» GIVEN PROBLEM:
Lines that include the word "bottom" are the ones to copy.

» GIVEN INFORMATION:
------------------------------------

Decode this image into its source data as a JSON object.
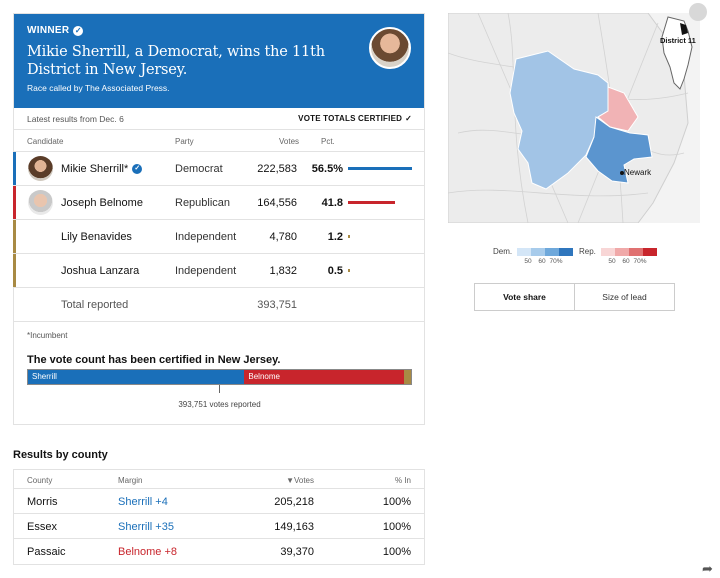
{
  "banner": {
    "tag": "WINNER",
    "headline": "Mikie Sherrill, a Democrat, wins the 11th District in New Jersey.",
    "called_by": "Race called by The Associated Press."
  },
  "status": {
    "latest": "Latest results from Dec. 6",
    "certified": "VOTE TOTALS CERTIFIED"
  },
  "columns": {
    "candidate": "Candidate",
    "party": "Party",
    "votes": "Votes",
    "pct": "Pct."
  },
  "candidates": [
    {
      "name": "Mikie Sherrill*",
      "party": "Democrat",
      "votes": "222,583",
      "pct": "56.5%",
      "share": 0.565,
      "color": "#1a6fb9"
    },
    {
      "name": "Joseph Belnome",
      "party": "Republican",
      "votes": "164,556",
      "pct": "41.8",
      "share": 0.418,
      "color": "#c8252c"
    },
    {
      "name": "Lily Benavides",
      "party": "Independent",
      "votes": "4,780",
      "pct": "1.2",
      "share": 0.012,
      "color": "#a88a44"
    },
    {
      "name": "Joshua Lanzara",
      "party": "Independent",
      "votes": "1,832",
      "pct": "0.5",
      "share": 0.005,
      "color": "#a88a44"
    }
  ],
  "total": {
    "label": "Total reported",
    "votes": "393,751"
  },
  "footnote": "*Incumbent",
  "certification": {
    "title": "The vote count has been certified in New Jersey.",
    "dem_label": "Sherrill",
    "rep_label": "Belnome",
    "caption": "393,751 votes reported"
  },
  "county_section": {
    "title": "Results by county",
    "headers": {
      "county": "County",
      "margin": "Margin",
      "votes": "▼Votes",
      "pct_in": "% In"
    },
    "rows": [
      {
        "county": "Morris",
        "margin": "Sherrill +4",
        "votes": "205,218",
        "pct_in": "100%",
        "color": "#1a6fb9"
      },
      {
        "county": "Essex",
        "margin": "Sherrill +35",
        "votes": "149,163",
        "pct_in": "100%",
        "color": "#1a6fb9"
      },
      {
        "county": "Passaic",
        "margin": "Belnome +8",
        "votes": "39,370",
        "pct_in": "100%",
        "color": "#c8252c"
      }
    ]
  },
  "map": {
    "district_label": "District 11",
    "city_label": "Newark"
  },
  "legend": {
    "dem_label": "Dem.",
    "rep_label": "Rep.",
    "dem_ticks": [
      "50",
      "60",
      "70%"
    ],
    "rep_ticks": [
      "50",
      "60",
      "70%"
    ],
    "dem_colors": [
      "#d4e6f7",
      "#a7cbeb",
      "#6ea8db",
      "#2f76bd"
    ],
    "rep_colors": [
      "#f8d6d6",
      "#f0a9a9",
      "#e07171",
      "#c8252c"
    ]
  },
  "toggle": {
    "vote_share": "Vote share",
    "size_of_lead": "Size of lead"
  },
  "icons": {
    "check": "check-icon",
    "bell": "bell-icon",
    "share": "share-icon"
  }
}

------------------------------------

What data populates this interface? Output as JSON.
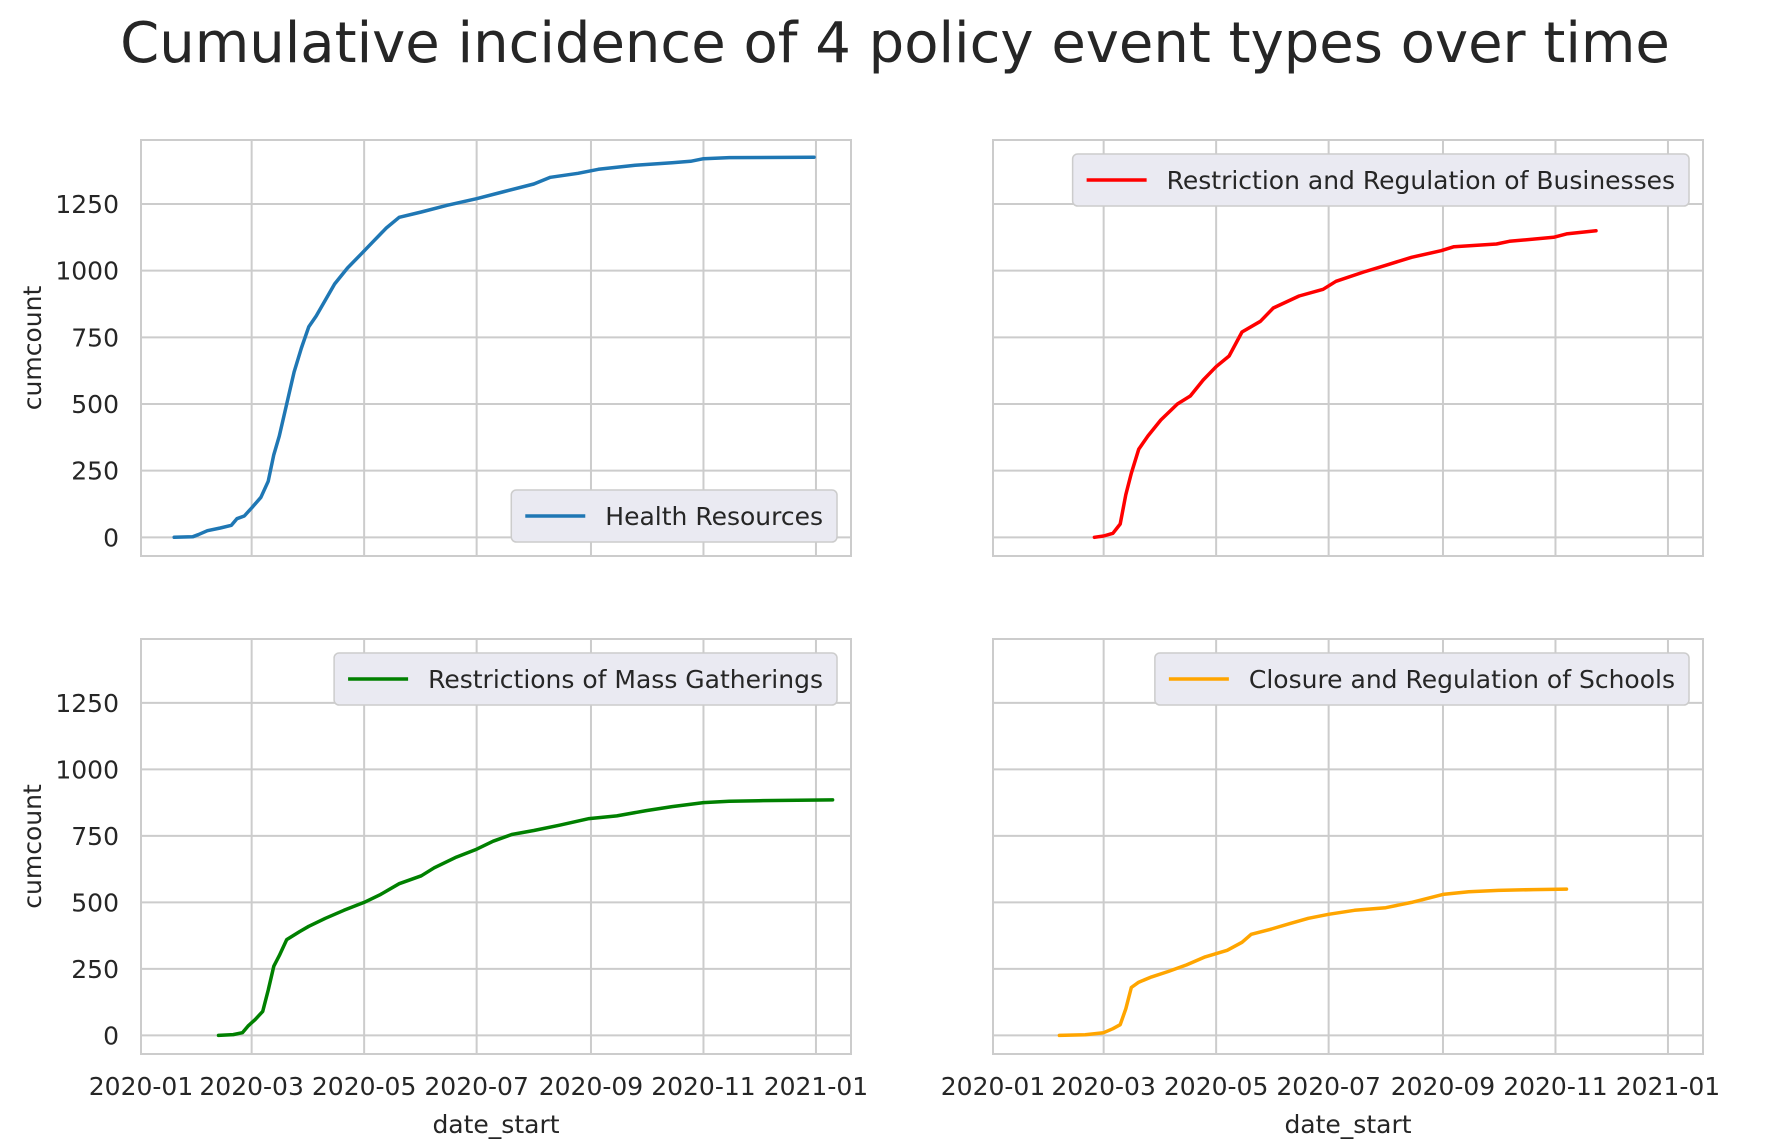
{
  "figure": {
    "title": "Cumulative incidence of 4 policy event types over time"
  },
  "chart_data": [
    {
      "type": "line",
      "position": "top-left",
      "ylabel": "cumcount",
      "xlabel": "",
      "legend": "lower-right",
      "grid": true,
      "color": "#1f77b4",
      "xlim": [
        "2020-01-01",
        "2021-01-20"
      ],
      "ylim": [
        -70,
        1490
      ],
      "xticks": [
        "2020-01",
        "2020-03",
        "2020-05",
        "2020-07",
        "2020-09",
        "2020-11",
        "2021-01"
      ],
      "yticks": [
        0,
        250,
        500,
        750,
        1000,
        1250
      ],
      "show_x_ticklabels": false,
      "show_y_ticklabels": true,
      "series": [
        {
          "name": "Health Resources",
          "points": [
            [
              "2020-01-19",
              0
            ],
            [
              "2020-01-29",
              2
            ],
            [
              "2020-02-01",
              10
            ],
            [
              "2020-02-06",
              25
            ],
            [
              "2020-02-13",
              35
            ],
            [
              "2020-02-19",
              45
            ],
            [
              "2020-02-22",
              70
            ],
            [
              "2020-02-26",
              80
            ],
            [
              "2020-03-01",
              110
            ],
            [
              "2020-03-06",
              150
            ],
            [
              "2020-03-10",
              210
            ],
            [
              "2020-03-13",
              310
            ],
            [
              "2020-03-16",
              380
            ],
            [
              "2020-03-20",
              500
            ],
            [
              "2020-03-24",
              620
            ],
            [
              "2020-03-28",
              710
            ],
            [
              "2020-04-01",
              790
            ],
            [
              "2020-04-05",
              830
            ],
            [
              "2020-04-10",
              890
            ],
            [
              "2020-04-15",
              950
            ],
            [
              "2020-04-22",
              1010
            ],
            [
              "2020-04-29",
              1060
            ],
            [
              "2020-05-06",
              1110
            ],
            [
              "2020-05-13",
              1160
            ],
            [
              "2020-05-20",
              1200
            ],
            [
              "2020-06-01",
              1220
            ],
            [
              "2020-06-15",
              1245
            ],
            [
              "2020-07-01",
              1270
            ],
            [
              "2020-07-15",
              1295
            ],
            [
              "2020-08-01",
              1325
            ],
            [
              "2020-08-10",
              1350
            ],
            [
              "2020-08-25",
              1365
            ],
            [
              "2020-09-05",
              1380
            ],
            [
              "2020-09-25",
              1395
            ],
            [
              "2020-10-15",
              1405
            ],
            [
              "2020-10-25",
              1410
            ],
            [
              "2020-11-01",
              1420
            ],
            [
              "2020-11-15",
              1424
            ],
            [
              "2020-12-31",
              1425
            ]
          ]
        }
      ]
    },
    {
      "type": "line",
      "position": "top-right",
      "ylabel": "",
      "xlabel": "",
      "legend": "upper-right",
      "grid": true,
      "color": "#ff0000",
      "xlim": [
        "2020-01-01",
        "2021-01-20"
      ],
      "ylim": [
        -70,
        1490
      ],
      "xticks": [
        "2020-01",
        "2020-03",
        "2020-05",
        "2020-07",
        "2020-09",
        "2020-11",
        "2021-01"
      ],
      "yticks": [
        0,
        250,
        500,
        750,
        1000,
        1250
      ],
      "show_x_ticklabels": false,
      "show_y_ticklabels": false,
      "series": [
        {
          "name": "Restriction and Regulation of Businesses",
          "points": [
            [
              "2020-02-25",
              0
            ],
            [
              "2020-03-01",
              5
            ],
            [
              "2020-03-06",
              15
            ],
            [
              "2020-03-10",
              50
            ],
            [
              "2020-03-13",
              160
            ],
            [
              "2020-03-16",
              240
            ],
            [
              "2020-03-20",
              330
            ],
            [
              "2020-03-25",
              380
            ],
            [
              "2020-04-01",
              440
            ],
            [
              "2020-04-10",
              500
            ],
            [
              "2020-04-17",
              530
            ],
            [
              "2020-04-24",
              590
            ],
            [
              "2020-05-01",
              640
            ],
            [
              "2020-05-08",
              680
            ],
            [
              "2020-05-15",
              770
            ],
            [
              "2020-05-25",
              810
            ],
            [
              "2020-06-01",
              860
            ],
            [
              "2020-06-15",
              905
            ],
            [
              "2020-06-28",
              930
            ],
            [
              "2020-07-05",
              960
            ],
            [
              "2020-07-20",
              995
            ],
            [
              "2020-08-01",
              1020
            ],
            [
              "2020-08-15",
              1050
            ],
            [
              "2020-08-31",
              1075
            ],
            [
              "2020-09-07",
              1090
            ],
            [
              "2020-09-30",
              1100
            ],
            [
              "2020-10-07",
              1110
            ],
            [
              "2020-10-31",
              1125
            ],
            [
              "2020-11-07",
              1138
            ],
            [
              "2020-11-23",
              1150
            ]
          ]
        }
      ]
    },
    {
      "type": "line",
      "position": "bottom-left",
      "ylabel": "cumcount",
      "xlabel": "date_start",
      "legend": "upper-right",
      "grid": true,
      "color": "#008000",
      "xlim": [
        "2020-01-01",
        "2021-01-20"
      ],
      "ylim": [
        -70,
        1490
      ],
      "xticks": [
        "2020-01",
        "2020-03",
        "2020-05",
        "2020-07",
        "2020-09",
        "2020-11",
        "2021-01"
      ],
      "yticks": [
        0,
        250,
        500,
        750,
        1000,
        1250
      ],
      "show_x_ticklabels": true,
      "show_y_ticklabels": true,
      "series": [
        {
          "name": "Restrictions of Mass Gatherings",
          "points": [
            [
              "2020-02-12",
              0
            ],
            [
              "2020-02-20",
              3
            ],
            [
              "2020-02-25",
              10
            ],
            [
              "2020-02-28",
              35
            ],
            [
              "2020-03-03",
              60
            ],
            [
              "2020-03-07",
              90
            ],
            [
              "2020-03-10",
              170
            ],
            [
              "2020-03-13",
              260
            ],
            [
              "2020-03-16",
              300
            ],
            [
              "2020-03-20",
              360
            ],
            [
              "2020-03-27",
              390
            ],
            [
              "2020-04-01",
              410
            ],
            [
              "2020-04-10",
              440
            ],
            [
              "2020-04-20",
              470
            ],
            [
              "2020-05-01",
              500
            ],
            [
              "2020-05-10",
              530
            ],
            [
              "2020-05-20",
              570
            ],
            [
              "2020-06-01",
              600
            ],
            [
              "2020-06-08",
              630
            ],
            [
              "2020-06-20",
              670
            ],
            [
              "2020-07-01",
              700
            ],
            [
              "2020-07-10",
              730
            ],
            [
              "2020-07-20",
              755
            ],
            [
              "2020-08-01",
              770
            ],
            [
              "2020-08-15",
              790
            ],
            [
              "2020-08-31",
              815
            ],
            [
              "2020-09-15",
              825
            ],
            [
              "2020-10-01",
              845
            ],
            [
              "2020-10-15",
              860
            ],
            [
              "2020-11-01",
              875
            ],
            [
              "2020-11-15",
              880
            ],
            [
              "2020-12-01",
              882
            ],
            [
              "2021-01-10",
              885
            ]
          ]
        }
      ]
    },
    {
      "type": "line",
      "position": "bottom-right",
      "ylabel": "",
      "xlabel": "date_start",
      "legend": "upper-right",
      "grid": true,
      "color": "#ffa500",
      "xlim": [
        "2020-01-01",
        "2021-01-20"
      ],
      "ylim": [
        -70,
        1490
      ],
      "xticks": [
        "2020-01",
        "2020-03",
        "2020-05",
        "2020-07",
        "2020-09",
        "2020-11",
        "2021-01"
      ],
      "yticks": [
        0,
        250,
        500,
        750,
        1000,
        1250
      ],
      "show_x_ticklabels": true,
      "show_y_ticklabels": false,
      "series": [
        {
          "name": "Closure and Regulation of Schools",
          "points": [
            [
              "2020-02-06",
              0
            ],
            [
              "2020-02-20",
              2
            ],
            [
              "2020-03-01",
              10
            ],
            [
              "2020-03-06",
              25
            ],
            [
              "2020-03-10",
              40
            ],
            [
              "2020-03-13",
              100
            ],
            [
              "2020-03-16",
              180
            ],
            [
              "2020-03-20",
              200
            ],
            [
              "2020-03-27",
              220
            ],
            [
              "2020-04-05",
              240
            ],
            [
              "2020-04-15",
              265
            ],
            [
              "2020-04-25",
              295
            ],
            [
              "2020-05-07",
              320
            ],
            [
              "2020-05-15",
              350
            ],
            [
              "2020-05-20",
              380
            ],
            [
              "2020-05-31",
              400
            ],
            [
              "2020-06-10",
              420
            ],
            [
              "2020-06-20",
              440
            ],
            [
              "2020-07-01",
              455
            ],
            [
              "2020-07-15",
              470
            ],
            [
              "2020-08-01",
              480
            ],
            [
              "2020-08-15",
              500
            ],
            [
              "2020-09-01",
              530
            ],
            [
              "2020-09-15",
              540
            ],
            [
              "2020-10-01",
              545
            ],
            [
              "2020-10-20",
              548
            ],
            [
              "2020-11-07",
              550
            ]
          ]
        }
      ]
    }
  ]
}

------------------------------------

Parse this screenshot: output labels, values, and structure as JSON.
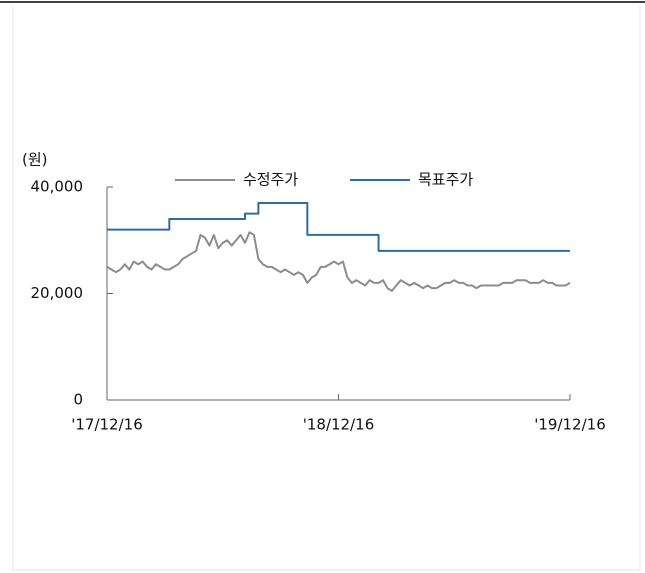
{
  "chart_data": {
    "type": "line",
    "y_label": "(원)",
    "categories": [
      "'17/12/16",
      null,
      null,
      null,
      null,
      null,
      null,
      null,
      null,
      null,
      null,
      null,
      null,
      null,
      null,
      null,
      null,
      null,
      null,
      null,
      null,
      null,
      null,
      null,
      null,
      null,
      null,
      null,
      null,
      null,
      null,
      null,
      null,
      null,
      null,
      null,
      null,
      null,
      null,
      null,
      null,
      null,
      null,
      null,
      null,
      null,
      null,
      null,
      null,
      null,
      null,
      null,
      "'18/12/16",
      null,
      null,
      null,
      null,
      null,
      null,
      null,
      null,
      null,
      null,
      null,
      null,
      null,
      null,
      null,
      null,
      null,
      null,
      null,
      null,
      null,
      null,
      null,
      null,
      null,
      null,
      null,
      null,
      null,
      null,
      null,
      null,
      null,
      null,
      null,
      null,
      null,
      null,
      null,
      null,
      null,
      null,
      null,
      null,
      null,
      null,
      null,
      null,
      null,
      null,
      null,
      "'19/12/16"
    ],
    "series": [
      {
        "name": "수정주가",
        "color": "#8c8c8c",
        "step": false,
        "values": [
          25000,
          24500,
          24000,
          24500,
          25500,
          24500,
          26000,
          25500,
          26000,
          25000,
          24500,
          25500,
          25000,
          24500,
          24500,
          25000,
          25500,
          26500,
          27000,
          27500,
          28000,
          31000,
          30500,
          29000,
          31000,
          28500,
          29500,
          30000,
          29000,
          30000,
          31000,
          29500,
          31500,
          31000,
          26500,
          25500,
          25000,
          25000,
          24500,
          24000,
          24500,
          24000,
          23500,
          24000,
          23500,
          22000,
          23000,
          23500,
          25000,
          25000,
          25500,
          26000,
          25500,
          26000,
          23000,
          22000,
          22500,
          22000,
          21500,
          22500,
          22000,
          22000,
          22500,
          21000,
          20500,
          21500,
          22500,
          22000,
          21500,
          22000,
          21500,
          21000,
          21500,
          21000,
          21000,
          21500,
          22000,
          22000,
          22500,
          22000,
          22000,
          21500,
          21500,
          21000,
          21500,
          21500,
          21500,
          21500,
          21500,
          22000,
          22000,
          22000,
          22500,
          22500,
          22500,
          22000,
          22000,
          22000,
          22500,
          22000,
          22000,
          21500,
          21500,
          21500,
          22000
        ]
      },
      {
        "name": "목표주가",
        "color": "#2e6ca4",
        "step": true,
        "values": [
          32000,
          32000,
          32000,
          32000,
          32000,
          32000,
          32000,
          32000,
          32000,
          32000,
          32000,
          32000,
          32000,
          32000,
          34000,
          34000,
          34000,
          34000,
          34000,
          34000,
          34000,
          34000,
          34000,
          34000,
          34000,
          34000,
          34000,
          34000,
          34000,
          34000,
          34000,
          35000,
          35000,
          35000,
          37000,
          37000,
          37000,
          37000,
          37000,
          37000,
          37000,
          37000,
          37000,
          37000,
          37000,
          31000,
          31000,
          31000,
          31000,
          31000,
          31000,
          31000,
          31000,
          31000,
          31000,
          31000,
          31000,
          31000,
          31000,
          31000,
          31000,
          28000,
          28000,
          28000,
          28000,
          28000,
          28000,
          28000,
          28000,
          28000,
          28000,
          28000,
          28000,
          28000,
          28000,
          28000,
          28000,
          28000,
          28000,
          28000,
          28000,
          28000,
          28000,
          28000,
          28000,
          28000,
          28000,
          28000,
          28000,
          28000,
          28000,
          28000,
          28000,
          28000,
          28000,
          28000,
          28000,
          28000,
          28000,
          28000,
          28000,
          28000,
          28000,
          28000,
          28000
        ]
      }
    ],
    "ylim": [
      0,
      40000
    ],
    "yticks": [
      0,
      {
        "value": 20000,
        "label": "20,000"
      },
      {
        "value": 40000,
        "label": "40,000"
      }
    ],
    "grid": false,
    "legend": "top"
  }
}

------------------------------------

» SOLUTION FOR THIS TASK:
      "position": "bottom-left",
      "position": "bottom-right",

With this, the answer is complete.